• EXERCISE REQUIREMENTS
Return only these lines: the one that contains "OCR this image." and every line after it through the end of the listing, exactly, without pictures.
"""
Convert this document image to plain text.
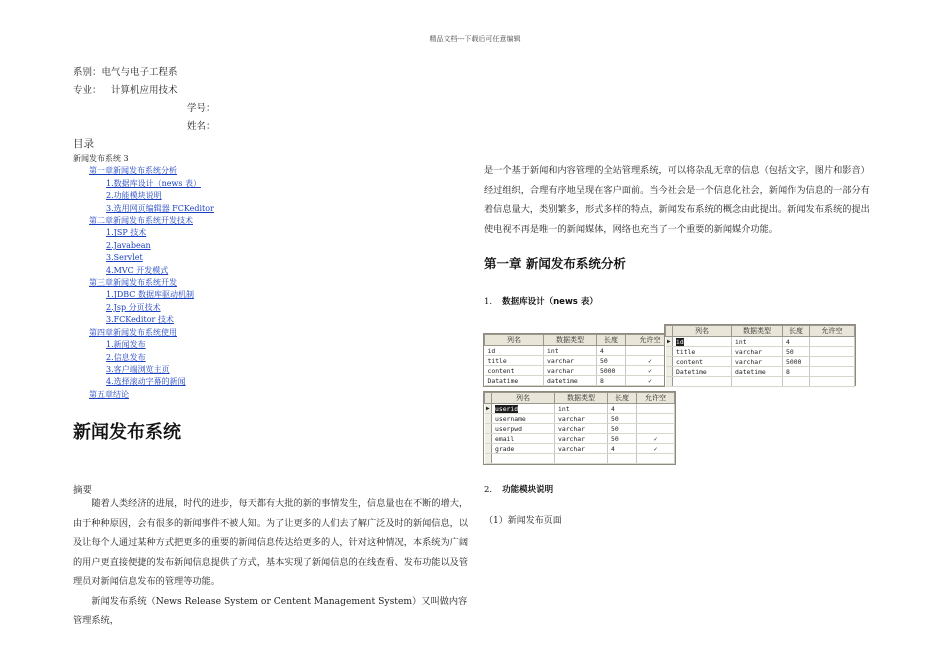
精品文档---下载后可任意编辑
系别：电气与电子工程系
专业： 计算机应用技术
学号：
姓名：
目录
新闻发布系统 3
第一章新闻发布系统分析
1.数据库设计（news 表）
2.功能模块说明
3.选用网页编辑器 FCKeditor
第二章新闻发布系统开发技术
1.JSP 技术
2.Javabean
3.Servlet
4.MVC 开发模式
第三章新闻发布系统开发
1.JDBC 数据库驱动机制
2.Jsp 分页技术
3.FCKeditor 技术
第四章新闻发布系统使用
1.新闻发布
2.信息发布
3.客户端浏览主页
4.选择滚动字幕的新闻
第五章结论
新闻发布系统
摘要

随着人类经济的进展，时代的进步，每天都有大批的新的事情发生，信息量也在不断的增大，由于种种原因，会有很多的新闻事件不被人知。为了让更多的人们去了解广泛及时的新闻信息，以及让每个人通过某种方式把更多的重要的新闻信息传达给更多的人，针对这种情况，本系统为广阔的用户更直接便捷的发布新闻信息提供了方式，基本实现了新闻信息的在线查看、发布功能以及管理员对新闻信息发布的管理等功能。

新闻发布系统（News Release System or Centent Management System）又叫做内容管理系统，

是一个基于新闻和内容管理的全站管理系统，可以将杂乱无章的信息（包括文字，图片和影音）经过组织，合理有序地呈现在客户面前。当今社会是一个信息化社会，新闻作为信息的一部分有着信息量大，类别繁多，形式多样的特点，新闻发布系统的概念由此提出。新闻发布系统的提出使电视不再是唯一的新闻媒体，网络也充当了一个重要的新闻媒介功能。

第一章 新闻发布系统分析
1. 数据库设计（news 表）
列名	数据类型	长度	允许空
id	int	4	
title	varchar	50	✓
content	varchar	5000	✓
Datatime	datetime	8	✓
	列名	数据类型	长度	允许空
▶	id	int	4	
	title	varchar	50	
	content	varchar	5000	
	Datetime	datetime	8	

	列名	数据类型	长度	允许空
▶	userid	int	4	
	username	varchar	50	
	userpwd	varchar	50	
	email	varchar	50	✓
	grade	varchar	4	✓

2. 功能模块说明
（1）新闻发布页面
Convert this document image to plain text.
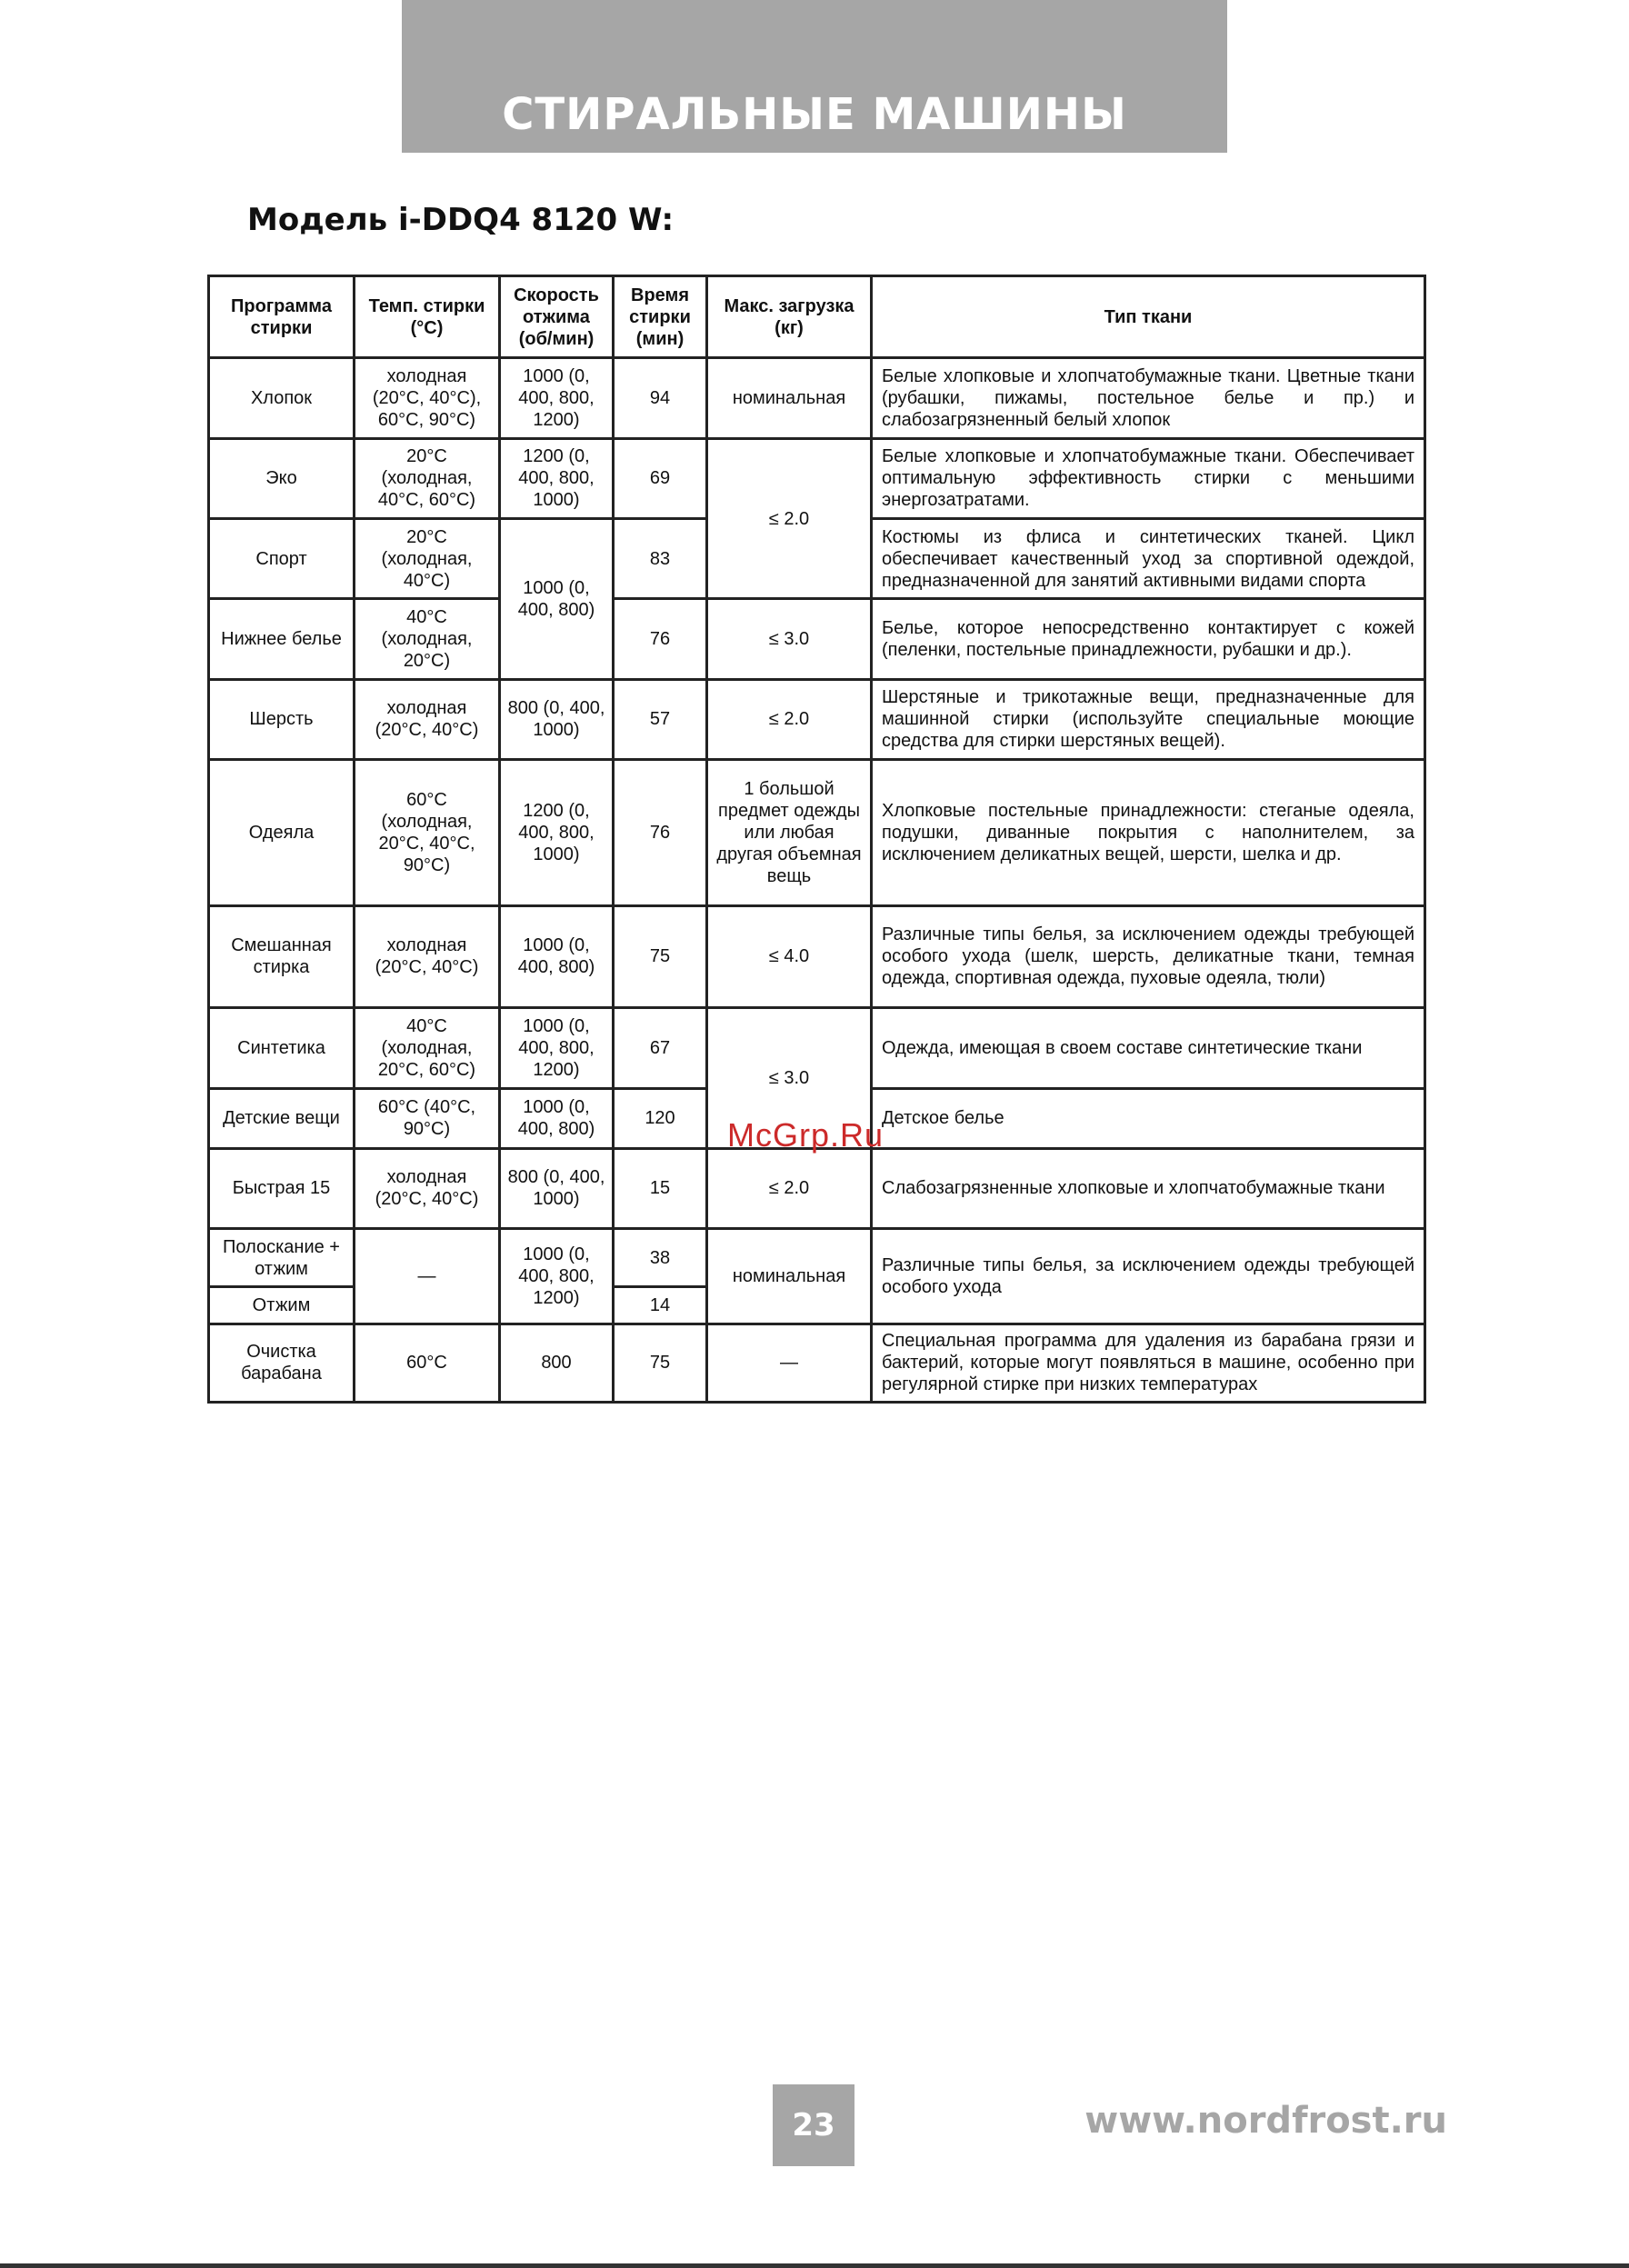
СТИРАЛЬНЫЕ МАШИНЫ
Модель i-DDQ4 8120 W:
Программа стирки	Темп. стирки (°C)	Скорость отжима (об/мин)	Время стирки (мин)	Макс. загрузка (кг)	Тип ткани
Хлопок	холодная (20°C, 40°C), 60°C, 90°C)	1000 (0, 400, 800, 1200)	94	номинальная	Белые хлопковые и хлопчатобумажные ткани. Цветные ткани (рубашки, пижамы, постельное белье и пр.) и слабозагрязненный белый хлопок
Эко	20°C (холодная, 40°C, 60°C)	1200 (0, 400, 800, 1000)	69	≤ 2.0	Белые хлопковые и хлопчатобумажные ткани. Обеспечивает оптимальную эффективность стирки с меньшими энергозатратами.
Спорт	20°C (холодная, 40°C)	1000 (0, 400, 800)	83		Костюмы из флиса и синтетических тканей. Цикл обеспечивает качественный уход за спортивной одеждой, предназначенной для занятий активными видами спорта
Нижнее белье	40°C (холодная, 20°C)		76	≤ 3.0	Белье, которое непосредственно контактирует с кожей (пеленки, постельные принадлежности, рубашки и др.).
Шерсть	холодная (20°C, 40°C)	800 (0, 400, 1000)	57	≤ 2.0	Шерстяные и трикотажные вещи, предназначенные для машинной стирки (используйте специальные моющие средства для стирки шерстяных вещей).
Одеяла	60°C (холодная, 20°C, 40°C, 90°C)	1200 (0, 400, 800, 1000)	76	1 большой предмет одежды или любая другая объемная вещь	Хлопковые постельные принадлежности: стеганые одеяла, подушки, диванные покрытия с наполнителем, за исключением деликатных вещей, шерсти, шелка и др.
Смешанная стирка	холодная (20°C, 40°C)	1000 (0, 400, 800)	75	≤ 4.0	Различные типы белья, за исключением одежды требующей особого ухода (шелк, шерсть, деликатные ткани, темная одежда, спортивная одежда, пуховые одеяла, тюли)
Синтетика	40°C (холодная, 20°C, 60°C)	1000 (0, 400, 800, 1200)	67	≤ 3.0	Одежда, имеющая в своем составе синтетические ткани
Детские вещи	60°C (40°C, 90°C)	1000 (0, 400, 800)	120		Детское белье
Быстрая 15	холодная (20°C, 40°C)	800 (0, 400, 1000)	15	≤ 2.0	Слабозагрязненные хлопковые и хлопчатобумажные ткани
Полоскание + отжим	—	1000 (0, 400, 800, 1200)	38	номинальная	Различные типы белья, за исключением одежды требующей особого ухода
Отжим			14		
Очистка барабана	60°C	800	75	—	Специальная программа для удаления из барабана грязи и бактерий, которые могут появляться в машине, особенно при регулярной стирке при низких температурах
McGrp.Ru
23	www.nordfrost.ru
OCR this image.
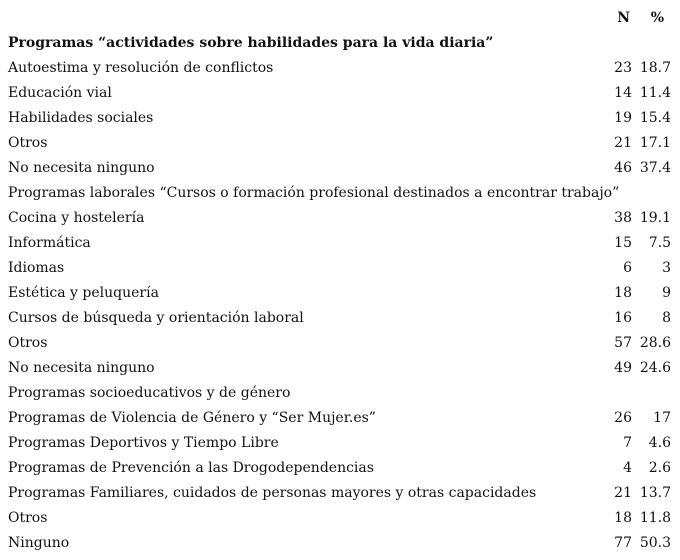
N %
Programas “actividades sobre habilidades para la vida diaria”
Autoestima y resolución de conflictos	23 18.7
Educación vial	14 11.4
Habilidades sociales	19 15.4
Otros	21 17.1
No necesita ninguno	46 37.4
Programas laborales “Cursos o formación profesional destinados a encontrar trabajo”
Cocina y hostelería	38 19.1
Informática	15 7.5
Idiomas	6 3
Estética y peluquería	18 9
Cursos de búsqueda y orientación laboral	16 8
Otros	57 28.6
No necesita ninguno	49 24.6
Programas socioeducativos y de género
Programas de Violencia de Género y “Ser Mujer.es”	26 17
Programas Deportivos y Tiempo Libre	7 4.6
Programas de Prevención a las Drogodependencias	4 2.6
Programas Familiares, cuidados de personas mayores y otras capacidades	21 13.7
Otros	18 11.8
Ninguno	77 50.3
"""
• RESULT FOR THIS TASK
OCR this image.
N %
Programas “actividades sobre habilidades para la vida diaria”
Autoestima y resolución de conflictos	23 18.7
Educación vial	14 11.4
Habilidades sociales	19 15.4
Otros	21 17.1
No necesita ninguno	46 37.4
Programas laborales “Cursos o formación profesional destinados a encontrar trabajo”
Cocina y hostelería	38 19.1
Informática	15 7.5
Idiomas	6 3
Estética y peluquería	18 9
Cursos de búsqueda y orientación laboral	16 8
Otros	57 28.6
No necesita ninguno	49 24.6
Programas socioeducativos y de género
Programas de Violencia de Género y “Ser Mujer.es”	26 17
Programas Deportivos y Tiempo Libre	7 4.6
Programas de Prevención a las Drogodependencias	4 2.6
Programas Familiares, cuidados de personas mayores y otras capacidades	21 13.7
Otros	18 11.8
Ninguno	77 50.3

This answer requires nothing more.